◆ **The request**
Select, from the data, each line where "Parameter" occurs.

◆ **Data listing**

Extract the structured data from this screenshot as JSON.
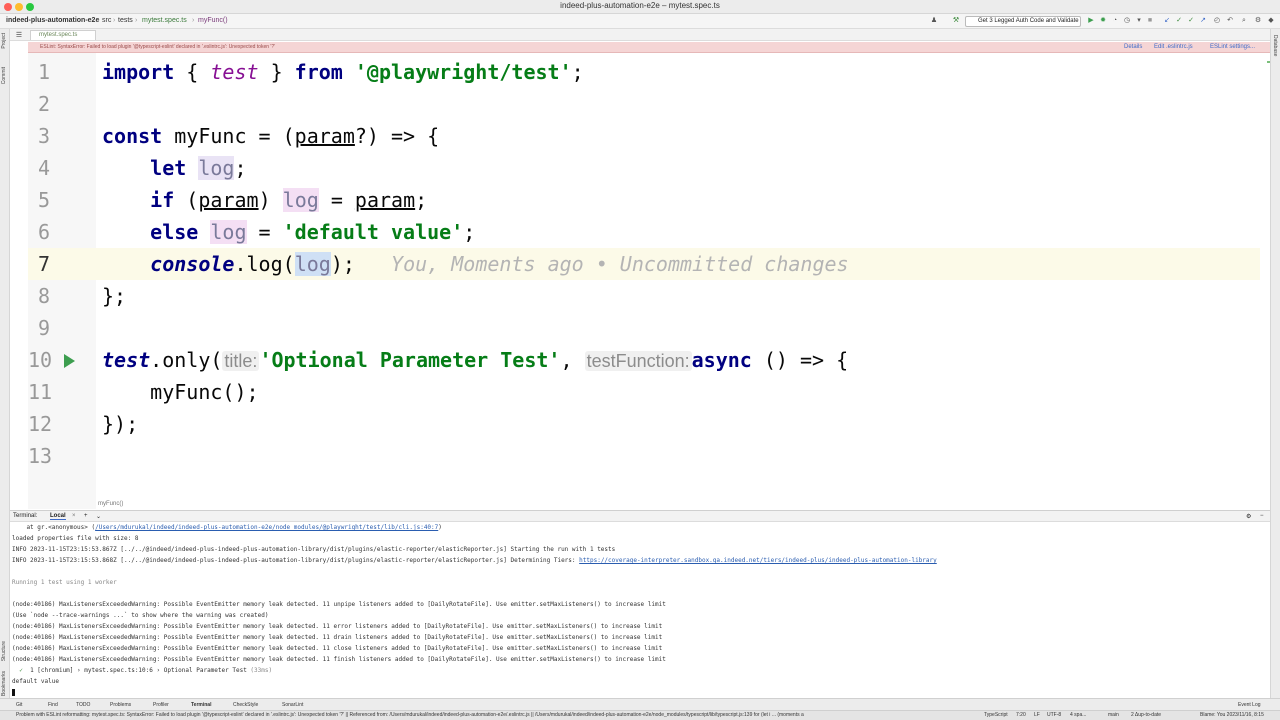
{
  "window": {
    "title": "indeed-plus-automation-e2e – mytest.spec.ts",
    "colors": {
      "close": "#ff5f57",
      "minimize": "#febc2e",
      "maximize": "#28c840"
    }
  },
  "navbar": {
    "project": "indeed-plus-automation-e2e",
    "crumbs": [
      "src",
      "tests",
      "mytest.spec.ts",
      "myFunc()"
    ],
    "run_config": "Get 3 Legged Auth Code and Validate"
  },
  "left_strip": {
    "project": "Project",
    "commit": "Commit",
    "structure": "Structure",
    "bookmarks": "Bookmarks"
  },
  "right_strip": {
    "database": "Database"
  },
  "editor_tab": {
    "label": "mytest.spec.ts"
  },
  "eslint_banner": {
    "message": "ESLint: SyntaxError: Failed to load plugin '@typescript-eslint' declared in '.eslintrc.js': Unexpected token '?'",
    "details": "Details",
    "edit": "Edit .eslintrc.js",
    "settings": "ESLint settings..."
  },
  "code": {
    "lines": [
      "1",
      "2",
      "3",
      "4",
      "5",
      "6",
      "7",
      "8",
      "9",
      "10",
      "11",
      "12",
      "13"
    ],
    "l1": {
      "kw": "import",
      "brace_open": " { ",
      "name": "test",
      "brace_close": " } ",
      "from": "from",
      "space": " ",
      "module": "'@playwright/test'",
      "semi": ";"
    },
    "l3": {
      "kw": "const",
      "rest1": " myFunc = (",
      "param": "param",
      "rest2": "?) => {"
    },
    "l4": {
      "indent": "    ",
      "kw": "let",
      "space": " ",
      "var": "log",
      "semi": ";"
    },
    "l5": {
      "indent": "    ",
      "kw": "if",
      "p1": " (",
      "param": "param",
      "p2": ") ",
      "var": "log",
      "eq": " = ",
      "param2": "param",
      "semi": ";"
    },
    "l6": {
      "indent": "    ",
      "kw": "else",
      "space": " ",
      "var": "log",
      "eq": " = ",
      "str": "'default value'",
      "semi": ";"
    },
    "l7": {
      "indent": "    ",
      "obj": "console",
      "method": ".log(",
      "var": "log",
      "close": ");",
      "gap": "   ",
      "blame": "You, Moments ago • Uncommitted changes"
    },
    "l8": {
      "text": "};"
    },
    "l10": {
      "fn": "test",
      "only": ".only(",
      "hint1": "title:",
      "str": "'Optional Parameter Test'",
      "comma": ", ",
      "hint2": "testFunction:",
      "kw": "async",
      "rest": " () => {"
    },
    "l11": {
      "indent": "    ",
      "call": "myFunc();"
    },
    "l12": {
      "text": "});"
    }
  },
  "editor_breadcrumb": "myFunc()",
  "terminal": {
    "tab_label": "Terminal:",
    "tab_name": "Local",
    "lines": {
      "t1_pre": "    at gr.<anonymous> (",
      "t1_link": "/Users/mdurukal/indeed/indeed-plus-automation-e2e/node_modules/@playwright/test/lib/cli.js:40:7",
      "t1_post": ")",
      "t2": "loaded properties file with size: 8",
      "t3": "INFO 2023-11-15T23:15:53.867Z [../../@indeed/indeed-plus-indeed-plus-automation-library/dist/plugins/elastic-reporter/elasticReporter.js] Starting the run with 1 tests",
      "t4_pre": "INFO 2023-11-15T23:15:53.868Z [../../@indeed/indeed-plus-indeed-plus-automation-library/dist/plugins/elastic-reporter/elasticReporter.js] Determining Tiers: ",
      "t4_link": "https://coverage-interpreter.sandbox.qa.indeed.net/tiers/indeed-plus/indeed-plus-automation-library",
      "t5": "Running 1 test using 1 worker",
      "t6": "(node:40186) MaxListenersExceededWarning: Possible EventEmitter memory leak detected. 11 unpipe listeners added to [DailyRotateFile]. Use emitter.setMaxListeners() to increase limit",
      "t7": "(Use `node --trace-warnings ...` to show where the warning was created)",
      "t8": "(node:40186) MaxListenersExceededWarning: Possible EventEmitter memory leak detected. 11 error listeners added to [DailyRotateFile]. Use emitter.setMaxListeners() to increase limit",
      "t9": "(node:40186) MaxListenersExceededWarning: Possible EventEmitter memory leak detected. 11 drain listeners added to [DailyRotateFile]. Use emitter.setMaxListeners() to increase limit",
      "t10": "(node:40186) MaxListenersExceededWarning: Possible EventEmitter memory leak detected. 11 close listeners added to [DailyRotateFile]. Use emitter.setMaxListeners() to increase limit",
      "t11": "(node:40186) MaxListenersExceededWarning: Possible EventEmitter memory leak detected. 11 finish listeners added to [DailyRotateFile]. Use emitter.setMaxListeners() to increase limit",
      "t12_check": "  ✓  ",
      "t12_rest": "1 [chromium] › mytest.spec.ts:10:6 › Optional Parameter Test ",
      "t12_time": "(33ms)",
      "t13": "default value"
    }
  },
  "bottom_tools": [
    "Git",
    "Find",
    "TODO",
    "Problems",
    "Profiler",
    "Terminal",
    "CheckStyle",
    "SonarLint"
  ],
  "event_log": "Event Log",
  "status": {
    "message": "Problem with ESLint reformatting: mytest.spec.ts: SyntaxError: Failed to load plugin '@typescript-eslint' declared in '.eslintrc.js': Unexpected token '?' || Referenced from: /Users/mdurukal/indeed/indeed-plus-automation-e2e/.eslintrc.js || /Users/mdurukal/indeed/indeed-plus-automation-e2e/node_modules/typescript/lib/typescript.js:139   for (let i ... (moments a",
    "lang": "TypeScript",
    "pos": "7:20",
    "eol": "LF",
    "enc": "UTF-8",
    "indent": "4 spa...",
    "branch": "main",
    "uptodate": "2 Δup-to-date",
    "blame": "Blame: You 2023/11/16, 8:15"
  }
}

◆ **Solution**
      "str": "'Optional Parameter Test'",
      "t12_rest": "1 [chromium] › mytest.spec.ts:10:6 › Optional Parameter Test ",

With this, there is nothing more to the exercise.